■ **Text to read**:
* * * * * * *

I am interested in a reprint of tact-tiles, but I must admit that I actually sort of prefered the dragonscale counters sheets . . . . they did not have the jigsaw edges, which meant they could be laid down next to each other in any configuration I needed, but even more important, they were far thinner -- and since I use them in my traveling rig, that is very important.  

-rg


----------



## mvincent (Feb 25, 2009)

Asmor said:


> They should be:
> *clear
> *printed on one side with hexes and the other with squares



Yes: clear _and_ printed on both sides would be perfection. I would certainly buy that, once it was released on pdf.


----------



## Gilwen (Feb 25, 2009)

i'd buy and ppl in my group would be in the market as long as they are compatiable with the original set.

Gil


----------



## Mark (Feb 25, 2009)

I know a guy working on a transparent with one-inch grid alternative that should interlock fine enough but he tells me that the process might be cost prohibitive.  Anyone interested in this, feel free to email me through these boards and I will put a quick list together to keep people updated and solicit any feedback on pricing and such.


----------



## zero skill LPB (Feb 25, 2009)

I've been using my set almost every week, sometimes multiple times a week, for a long time. 

Want more. Need more!

Thanks.


----------



## rowport (Feb 25, 2009)

* * * * * * *

■ **Provided material**:
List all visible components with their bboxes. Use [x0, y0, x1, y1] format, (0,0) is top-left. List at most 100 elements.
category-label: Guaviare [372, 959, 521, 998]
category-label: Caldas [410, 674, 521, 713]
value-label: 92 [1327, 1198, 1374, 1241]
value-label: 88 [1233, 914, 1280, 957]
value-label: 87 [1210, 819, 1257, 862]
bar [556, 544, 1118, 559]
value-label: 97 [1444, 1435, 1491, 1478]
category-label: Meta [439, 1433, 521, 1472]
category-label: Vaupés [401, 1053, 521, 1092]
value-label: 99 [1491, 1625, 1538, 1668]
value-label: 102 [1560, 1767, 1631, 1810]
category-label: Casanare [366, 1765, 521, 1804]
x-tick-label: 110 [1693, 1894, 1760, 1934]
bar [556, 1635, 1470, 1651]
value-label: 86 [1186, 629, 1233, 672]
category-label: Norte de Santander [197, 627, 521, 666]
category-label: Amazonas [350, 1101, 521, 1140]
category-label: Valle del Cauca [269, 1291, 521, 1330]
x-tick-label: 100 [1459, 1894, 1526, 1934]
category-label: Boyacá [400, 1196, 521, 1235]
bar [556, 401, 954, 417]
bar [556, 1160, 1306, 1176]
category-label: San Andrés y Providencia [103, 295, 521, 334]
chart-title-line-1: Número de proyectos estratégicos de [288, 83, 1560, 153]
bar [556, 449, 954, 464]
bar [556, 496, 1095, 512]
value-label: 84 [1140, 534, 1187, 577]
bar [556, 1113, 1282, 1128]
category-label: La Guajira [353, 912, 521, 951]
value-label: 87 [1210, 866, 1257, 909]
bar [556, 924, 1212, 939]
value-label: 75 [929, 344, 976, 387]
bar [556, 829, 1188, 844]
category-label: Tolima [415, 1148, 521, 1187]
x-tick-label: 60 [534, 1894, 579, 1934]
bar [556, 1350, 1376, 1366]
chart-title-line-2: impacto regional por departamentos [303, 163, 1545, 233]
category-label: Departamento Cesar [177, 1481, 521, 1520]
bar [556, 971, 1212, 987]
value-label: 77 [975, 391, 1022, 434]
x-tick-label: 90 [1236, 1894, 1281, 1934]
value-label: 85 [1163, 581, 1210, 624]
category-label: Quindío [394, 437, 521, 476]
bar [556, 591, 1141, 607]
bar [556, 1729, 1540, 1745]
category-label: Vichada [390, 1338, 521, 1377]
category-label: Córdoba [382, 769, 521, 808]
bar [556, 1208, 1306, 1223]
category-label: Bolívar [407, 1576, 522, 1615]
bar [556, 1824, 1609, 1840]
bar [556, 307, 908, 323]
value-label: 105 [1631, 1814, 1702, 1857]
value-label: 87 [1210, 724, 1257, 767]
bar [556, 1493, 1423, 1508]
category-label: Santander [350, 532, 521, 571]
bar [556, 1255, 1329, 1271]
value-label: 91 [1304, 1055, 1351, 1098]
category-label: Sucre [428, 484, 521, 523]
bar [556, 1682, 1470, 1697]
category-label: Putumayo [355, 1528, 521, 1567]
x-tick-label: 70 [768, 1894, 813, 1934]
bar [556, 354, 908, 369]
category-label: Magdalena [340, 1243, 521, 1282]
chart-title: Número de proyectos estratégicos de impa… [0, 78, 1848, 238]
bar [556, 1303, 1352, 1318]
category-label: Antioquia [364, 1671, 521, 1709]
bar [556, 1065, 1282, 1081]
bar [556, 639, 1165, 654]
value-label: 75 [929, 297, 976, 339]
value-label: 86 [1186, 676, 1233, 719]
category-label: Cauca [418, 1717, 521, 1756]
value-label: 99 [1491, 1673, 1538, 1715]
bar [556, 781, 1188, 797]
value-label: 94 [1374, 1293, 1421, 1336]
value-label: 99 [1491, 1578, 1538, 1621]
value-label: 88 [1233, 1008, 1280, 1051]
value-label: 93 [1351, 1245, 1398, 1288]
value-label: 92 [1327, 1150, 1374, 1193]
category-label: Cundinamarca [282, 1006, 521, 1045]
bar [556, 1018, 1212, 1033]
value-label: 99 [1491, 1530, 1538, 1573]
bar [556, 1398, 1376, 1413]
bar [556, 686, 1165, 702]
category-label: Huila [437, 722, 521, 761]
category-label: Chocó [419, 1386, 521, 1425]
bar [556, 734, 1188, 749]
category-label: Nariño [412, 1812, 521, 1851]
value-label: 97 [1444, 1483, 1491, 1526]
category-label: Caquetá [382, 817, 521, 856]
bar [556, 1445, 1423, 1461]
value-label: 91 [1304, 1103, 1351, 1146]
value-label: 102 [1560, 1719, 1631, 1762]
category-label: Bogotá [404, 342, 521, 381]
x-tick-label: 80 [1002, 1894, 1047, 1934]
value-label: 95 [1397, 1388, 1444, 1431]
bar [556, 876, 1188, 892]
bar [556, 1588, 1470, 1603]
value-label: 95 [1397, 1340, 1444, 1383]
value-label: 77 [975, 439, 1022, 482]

* * * * * * *

■ **Exercise task 1**:
In the forum thread about tact-tiles, what does Gilwen say the tiles must be compatible with?
■ **Exercise task 2**:
Copy the passage of the forum thread about tact-tiles starting with "## Gilwen (Feb" and going on through "Mark (Feb 25, 2009)".
■ **Exercise task 3**:
Carry on the forum thread about tact-tiles from the point where it stops.
The records are separate material, unrelated to the forum thread about tact-tiles.

■ **Written reply 1**:
The original set.

■ **Written reply 2**:
## Gilwen (Feb 25, 2009)

i'd buy and ppl in my group would be in the market as long as they are compatiable with the original set.

Gil


----------



## Mark (Feb 25, 2009)

■ **Written reply 3**:
Jeff Wilder said:


> Jessica Alba, naked.  Up close, because I'm not wearing my glasses.
> 
> As for Tact-Tiles, I -- wait, what was the question again?




Can I second the vote for nude Jessica Alba?  (Preferably not with Jeff Wilder there...)


----------



## Longtooth Studios (Mar 11, 2009)

*Battlegraph Dry Erase Boards!*

Battle Graph Dry Erase Boards for miniatures, role-playing, combat, and strategy games.


----------



## JDragon (Mar 11, 2009)

Great News.

So I have a few questions....

#1 are you the original poster or someone working with them?

#2 do these work with Tac-Tiles?

#3 How well do they clean up?

#4 Are you prepared to meet the demand that may soon hit?

This is a very promissing product and I hope you do well.

JD


----------



## Felon (Mar 11, 2009)

Longtooth Studios said:


> Battle Graph Dry Erase Boards for miniatures, role-playing, combat, and strategy games.



Cool. But don't see any mention of transparent tiles...


----------



## Daniel D. Fox (Mar 11, 2009)

When you make the tiles, please have the interlocking piece flanged that link together the size of a 1x1 square.


----------



## Sir Osis of Liver (Mar 11, 2009)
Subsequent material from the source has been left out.